Dataset entries on figures
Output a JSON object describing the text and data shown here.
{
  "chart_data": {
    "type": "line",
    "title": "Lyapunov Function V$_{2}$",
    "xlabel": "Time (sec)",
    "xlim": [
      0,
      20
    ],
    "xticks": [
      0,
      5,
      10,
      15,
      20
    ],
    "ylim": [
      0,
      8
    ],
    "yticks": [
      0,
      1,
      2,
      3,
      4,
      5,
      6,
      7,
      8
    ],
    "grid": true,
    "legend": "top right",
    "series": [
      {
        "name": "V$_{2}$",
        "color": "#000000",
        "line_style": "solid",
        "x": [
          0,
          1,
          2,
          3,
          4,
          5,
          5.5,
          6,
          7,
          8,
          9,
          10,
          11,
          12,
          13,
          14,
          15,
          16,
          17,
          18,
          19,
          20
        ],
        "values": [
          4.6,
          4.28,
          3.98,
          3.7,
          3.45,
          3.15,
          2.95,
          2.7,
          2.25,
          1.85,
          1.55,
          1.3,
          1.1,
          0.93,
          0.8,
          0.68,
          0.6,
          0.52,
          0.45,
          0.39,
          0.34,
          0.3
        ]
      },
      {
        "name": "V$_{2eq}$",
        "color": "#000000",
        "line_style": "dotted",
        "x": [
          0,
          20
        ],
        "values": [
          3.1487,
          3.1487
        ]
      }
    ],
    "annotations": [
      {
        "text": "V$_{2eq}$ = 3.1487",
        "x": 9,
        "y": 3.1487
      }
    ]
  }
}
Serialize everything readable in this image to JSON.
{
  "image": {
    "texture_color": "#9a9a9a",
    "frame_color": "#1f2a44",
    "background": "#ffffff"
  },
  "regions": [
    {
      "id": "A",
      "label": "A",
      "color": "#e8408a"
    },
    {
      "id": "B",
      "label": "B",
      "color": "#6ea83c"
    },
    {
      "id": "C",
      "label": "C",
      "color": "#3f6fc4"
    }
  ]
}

◆ **What you should do**: Extract all of the data above without altering anything.

◆ **Result**:
Output a JSON object describing the text and data shown here.
{
  "chart_data": {
    "type": "line",
    "title": "Lyapunov Function V$_{2}$",
    "xlabel": "Time (sec)",
    "xlim": [
      0,
      20
    ],
    "xticks": [
      0,
      5,
      10,
      15,
      20
    ],
    "ylim": [
      0,
      8
    ],
    "yticks": [
      0,
      1,
      2,
      3,
      4,
      5,
      6,
      7,
      8
    ],
    "grid": true,
    "legend": "top right",
    "series": [
      {
        "name": "V$_{2}$",
        "color": "#000000",
        "line_style": "solid",
        "x": [
          0,
          1,
          2,
          3,
          4,
          5,
          5.5,
          6,
          7,
          8,
          9,
          10,
          11,
          12,
          13,
          14,
          15,
          16,
          17,
          18,
          19,
          20
        ],
        "values": [
          4.6,
          4.28,
          3.98,
          3.7,
          3.45,
          3.15,
          2.95,
          2.7,
          2.25,
          1.85,
          1.55,
          1.3,
          1.1,
          0.93,
          0.8,
          0.68,
          0.6,
          0.52,
          0.45,
          0.39,
          0.34,
          0.3
        ]
      },
      {
        "name": "V$_{2eq}$",
        "color": "#000000",
        "line_style": "dotted",
        "x": [
          0,
          20
        ],
        "values": [
          3.1487,
          3.1487
        ]
      }
    ],
    "annotations": [
      {
        "text": "V$_{2eq}$ = 3.1487",
        "x": 9,
        "y": 3.1487
      }
    ]
  }
}
Serialize everything readable in this image to JSON.
{
  "image": {
    "texture_color": "#9a9a9a",
    "frame_color": "#1f2a44",
    "background": "#ffffff"
  },
  "regions": [
    {
      "id": "A",
      "label": "A",
      "color": "#e8408a"
    },
    {
      "id": "B",
      "label": "B",
      "color": "#6ea83c"
    },
    {
      "id": "C",
      "label": "C",
      "color": "#3f6fc4"
    }
  ]
}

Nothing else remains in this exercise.